> _Exercise description_: Reproduce the listing below in full, keeping every line and character unchanged.

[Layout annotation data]
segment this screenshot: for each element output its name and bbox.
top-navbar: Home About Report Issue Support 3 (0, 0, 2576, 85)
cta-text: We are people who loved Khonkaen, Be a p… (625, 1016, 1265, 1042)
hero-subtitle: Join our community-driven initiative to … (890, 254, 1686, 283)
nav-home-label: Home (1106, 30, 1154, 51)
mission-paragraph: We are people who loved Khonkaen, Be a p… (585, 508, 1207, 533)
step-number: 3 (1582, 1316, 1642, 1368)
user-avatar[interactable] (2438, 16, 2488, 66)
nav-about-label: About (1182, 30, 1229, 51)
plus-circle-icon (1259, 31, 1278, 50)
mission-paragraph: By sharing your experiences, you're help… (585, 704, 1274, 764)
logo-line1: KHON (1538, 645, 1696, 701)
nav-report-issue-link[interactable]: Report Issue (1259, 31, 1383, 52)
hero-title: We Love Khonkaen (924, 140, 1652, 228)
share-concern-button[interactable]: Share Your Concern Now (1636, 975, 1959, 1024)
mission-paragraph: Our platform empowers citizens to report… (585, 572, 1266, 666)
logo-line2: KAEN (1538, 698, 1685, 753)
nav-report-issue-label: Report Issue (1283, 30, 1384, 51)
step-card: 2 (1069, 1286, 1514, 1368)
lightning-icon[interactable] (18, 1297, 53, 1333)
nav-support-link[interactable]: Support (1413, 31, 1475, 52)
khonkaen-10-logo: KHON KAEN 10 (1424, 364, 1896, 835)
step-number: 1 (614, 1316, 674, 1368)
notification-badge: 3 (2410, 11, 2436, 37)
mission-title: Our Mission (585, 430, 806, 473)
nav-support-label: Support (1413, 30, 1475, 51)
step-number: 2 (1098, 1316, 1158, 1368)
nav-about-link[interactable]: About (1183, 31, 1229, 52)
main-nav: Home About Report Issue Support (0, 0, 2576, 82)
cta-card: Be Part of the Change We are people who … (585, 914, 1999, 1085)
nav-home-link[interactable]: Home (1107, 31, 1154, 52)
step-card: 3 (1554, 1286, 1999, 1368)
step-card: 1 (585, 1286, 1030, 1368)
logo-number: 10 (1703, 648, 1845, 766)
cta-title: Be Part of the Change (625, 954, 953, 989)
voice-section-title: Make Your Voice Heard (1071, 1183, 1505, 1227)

> _Task result_:
segment this screenshot: for each element output its name and bbox.
top-navbar: Home About Report Issue Support 3 (0, 0, 2576, 85)
cta-text: We are people who loved Khonkaen, Be a p… (625, 1016, 1265, 1042)
hero-subtitle: Join our community-driven initiative to … (890, 254, 1686, 283)
nav-home-label: Home (1106, 30, 1154, 51)
mission-paragraph: We are people who loved Khonkaen, Be a p… (585, 508, 1207, 533)
step-number: 3 (1582, 1316, 1642, 1368)
user-avatar[interactable] (2438, 16, 2488, 66)
nav-about-label: About (1182, 30, 1229, 51)
plus-circle-icon (1259, 31, 1278, 50)
mission-paragraph: By sharing your experiences, you're help… (585, 704, 1274, 764)
logo-line1: KHON (1538, 645, 1696, 701)
nav-report-issue-link[interactable]: Report Issue (1259, 31, 1383, 52)
hero-title: We Love Khonkaen (924, 140, 1652, 228)
share-concern-button[interactable]: Share Your Concern Now (1636, 975, 1959, 1024)
mission-paragraph: Our platform empowers citizens to report… (585, 572, 1266, 666)
logo-line2: KAEN (1538, 698, 1685, 753)
nav-report-issue-label: Report Issue (1283, 30, 1384, 51)
step-card: 2 (1069, 1286, 1514, 1368)
lightning-icon[interactable] (18, 1297, 53, 1333)
nav-support-link[interactable]: Support (1413, 31, 1475, 52)
khonkaen-10-logo: KHON KAEN 10 (1424, 364, 1896, 835)
step-number: 1 (614, 1316, 674, 1368)
notification-badge: 3 (2410, 11, 2436, 37)
mission-title: Our Mission (585, 430, 806, 473)
nav-support-label: Support (1413, 30, 1475, 51)
step-number: 2 (1098, 1316, 1158, 1368)
nav-about-link[interactable]: About (1183, 31, 1229, 52)
main-nav: Home About Report Issue Support (0, 0, 2576, 82)
cta-card: Be Part of the Change We are people who … (585, 914, 1999, 1085)
nav-home-link[interactable]: Home (1107, 31, 1154, 52)
step-card: 3 (1554, 1286, 1999, 1368)
step-card: 1 (585, 1286, 1030, 1368)
logo-number: 10 (1703, 648, 1845, 766)
cta-title: Be Part of the Change (625, 954, 953, 989)
voice-section-title: Make Your Voice Heard (1071, 1183, 1505, 1227)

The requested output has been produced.